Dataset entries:
================================

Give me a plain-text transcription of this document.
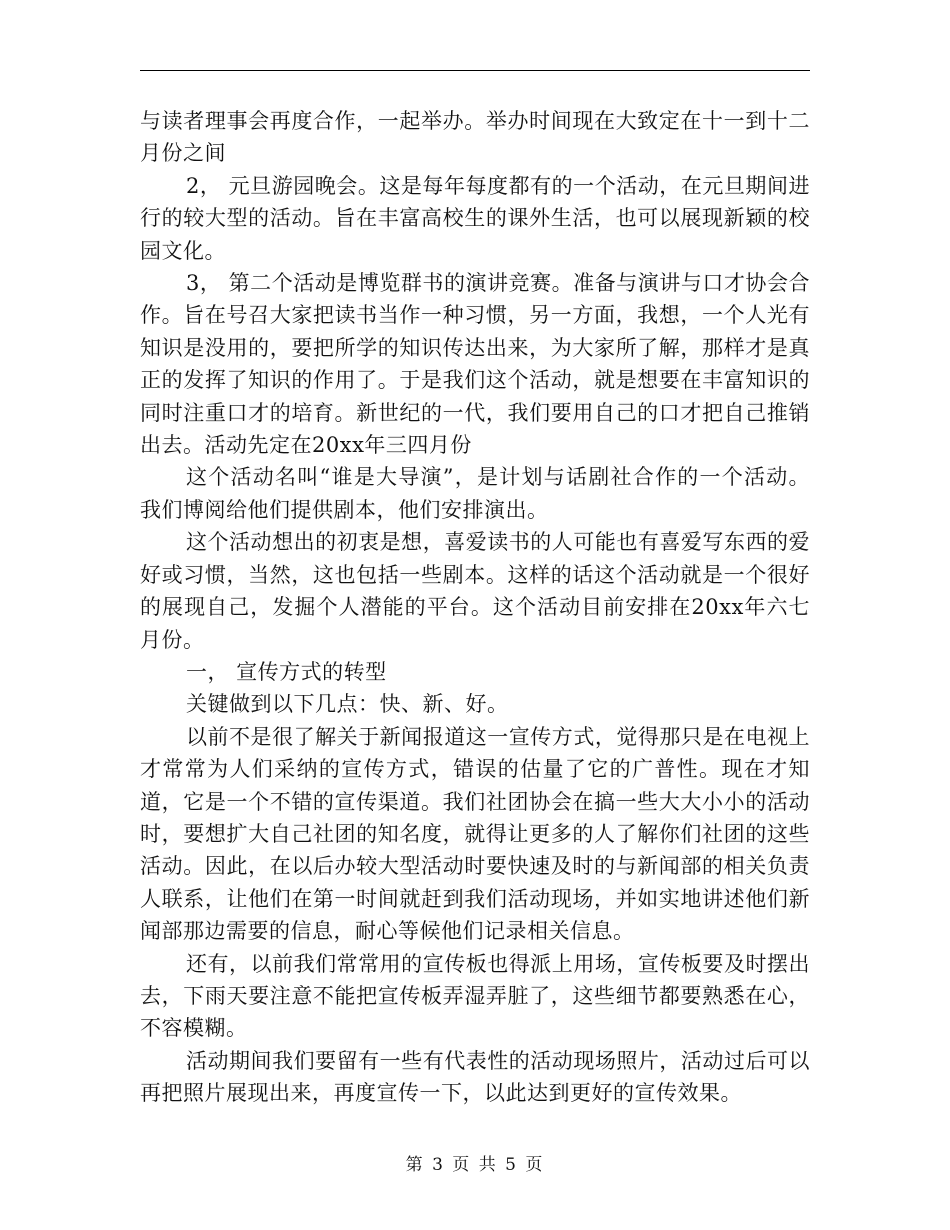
与读者理事会再度合作，一起举办。举办时间现在大致定在十一到十二月份之间

2， 元旦游园晚会。这是每年每度都有的一个活动，在元旦期间进行的较大型的活动。旨在丰富高校生的课外生活，也可以展现新颖的校园文化。

3， 第二个活动是博览群书的演讲竞赛。准备与演讲与口才协会合作。旨在号召大家把读书当作一种习惯，另一方面，我想，一个人光有知识是没用的，要把所学的知识传达出来，为大家所了解，那样才是真正的发挥了知识的作用了。于是我们这个活动，就是想要在丰富知识的同时注重口才的培育。新世纪的一代，我们要用自己的口才把自己推销出去。活动先定在20xx年三四月份

这个活动名叫“谁是大导演”，是计划与话剧社合作的一个活动。我们博阅给他们提供剧本，他们安排演出。

这个活动想出的初衷是想，喜爱读书的人可能也有喜爱写东西的爱好或习惯，当然，这也包括一些剧本。这样的话这个活动就是一个很好的展现自己，发掘个人潜能的平台。这个活动目前安排在20xx年六七月份。

一， 宣传方式的转型

关键做到以下几点：快、新、好。

以前不是很了解关于新闻报道这一宣传方式，觉得那只是在电视上才常常为人们采纳的宣传方式，错误的估量了它的广普性。现在才知道，它是一个不错的宣传渠道。我们社团协会在搞一些大大小小的活动时，要想扩大自己社团的知名度，就得让更多的人了解你们社团的这些活动。因此，在以后办较大型活动时要快速及时的与新闻部的相关负责人联系，让他们在第一时间就赶到我们活动现场，并如实地讲述他们新闻部那边需要的信息，耐心等候他们记录相关信息。

还有，以前我们常常用的宣传板也得派上用场，宣传板要及时摆出去，下雨天要注意不能把宣传板弄湿弄脏了，这些细节都要熟悉在心，不容模糊。

活动期间我们要留有一些有代表性的活动现场照片，活动过后可以再把照片展现出来，再度宣传一下，以此达到更好的宣传效果。

第 3 页 共 5 页
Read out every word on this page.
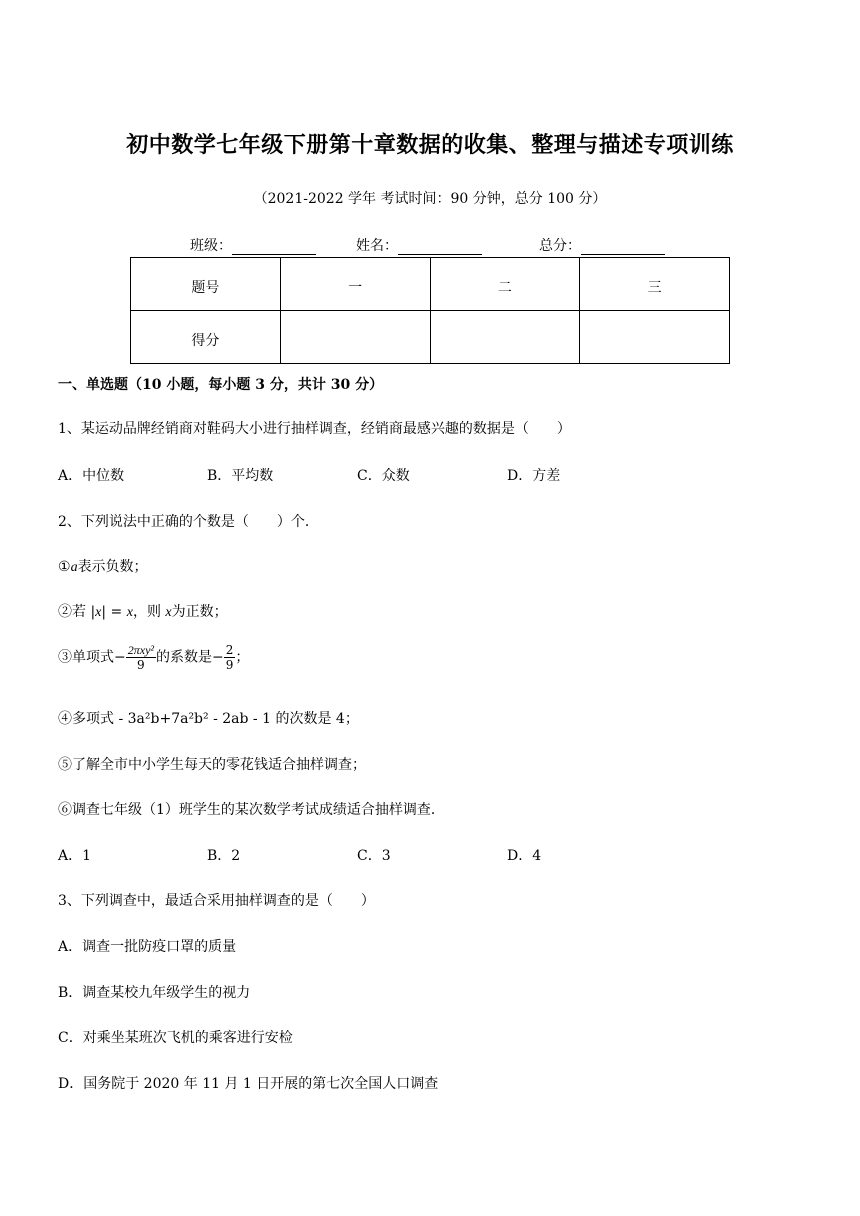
初中数学七年级下册第十章数据的收集、整理与描述专项训练
（2021-2022 学年 考试时间：90 分钟，总分 100 分）
班级：	姓名：	总分：
题号	一	二	三
得分			
一、单选题（10 小题，每小题 3 分，共计 30 分）
1、某运动品牌经销商对鞋码大小进行抽样调查，经销商最感兴趣的数据是（　　）
A．中位数	B．平均数	C．众数	D．方差
2、下列说法中正确的个数是（　　）个．
①a表示负数；
②若 |x| = x，则 x为正数；
③单项式− $\frac{\text{2πxy²}}{9}$ 的系数是− $\frac{2}{9}$ ；
④多项式 - 3a²b+7a²b² - 2ab - 1 的次数是 4；
⑤了解全市中小学生每天的零花钱适合抽样调查；
⑥调查七年级（1）班学生的某次数学考试成绩适合抽样调查．
A．1	B．2	C．3	D．4
3、下列调查中，最适合采用抽样调查的是（　　）
A．调查一批防疫口罩的质量
B．调查某校九年级学生的视力
C．对乘坐某班次飞机的乘客进行安检
D．国务院于 2020 年 11 月 1 日开展的第七次全国人口调查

================================

→ Problem details:
Copy out all the data without changing anything, and drop the pictures.

→ Worked answer:
Give me a plain-text transcription of this document.
与读者理事会再度合作，一起举办。举办时间现在大致定在十一到十二月份之间

2， 元旦游园晚会。这是每年每度都有的一个活动，在元旦期间进行的较大型的活动。旨在丰富高校生的课外生活，也可以展现新颖的校园文化。

3， 第二个活动是博览群书的演讲竞赛。准备与演讲与口才协会合作。旨在号召大家把读书当作一种习惯，另一方面，我想，一个人光有知识是没用的，要把所学的知识传达出来，为大家所了解，那样才是真正的发挥了知识的作用了。于是我们这个活动，就是想要在丰富知识的同时注重口才的培育。新世纪的一代，我们要用自己的口才把自己推销出去。活动先定在20xx年三四月份

这个活动名叫“谁是大导演”，是计划与话剧社合作的一个活动。我们博阅给他们提供剧本，他们安排演出。

这个活动想出的初衷是想，喜爱读书的人可能也有喜爱写东西的爱好或习惯，当然，这也包括一些剧本。这样的话这个活动就是一个很好的展现自己，发掘个人潜能的平台。这个活动目前安排在20xx年六七月份。

一， 宣传方式的转型

关键做到以下几点：快、新、好。

以前不是很了解关于新闻报道这一宣传方式，觉得那只是在电视上才常常为人们采纳的宣传方式，错误的估量了它的广普性。现在才知道，它是一个不错的宣传渠道。我们社团协会在搞一些大大小小的活动时，要想扩大自己社团的知名度，就得让更多的人了解你们社团的这些活动。因此，在以后办较大型活动时要快速及时的与新闻部的相关负责人联系，让他们在第一时间就赶到我们活动现场，并如实地讲述他们新闻部那边需要的信息，耐心等候他们记录相关信息。

还有，以前我们常常用的宣传板也得派上用场，宣传板要及时摆出去，下雨天要注意不能把宣传板弄湿弄脏了，这些细节都要熟悉在心，不容模糊。

活动期间我们要留有一些有代表性的活动现场照片，活动过后可以再把照片展现出来，再度宣传一下，以此达到更好的宣传效果。

第 3 页 共 5 页
Read out every word on this page.
初中数学七年级下册第十章数据的收集、整理与描述专项训练
（2021-2022 学年 考试时间：90 分钟，总分 100 分）
班级：	姓名：	总分：
题号	一	二	三
得分			
一、单选题（10 小题，每小题 3 分，共计 30 分）
1、某运动品牌经销商对鞋码大小进行抽样调查，经销商最感兴趣的数据是（　　）
A．中位数	B．平均数	C．众数	D．方差
2、下列说法中正确的个数是（　　）个．
①a表示负数；
②若 |x| = x，则 x为正数；
③单项式− $\frac{\text{2πxy²}}{9}$ 的系数是− $\frac{2}{9}$ ；
④多项式 - 3a²b+7a²b² - 2ab - 1 的次数是 4；
⑤了解全市中小学生每天的零花钱适合抽样调查；
⑥调查七年级（1）班学生的某次数学考试成绩适合抽样调查．
A．1	B．2	C．3	D．4
3、下列调查中，最适合采用抽样调查的是（　　）
A．调查一批防疫口罩的质量
B．调查某校九年级学生的视力
C．对乘坐某班次飞机的乘客进行安检
D．国务院于 2020 年 11 月 1 日开展的第七次全国人口调查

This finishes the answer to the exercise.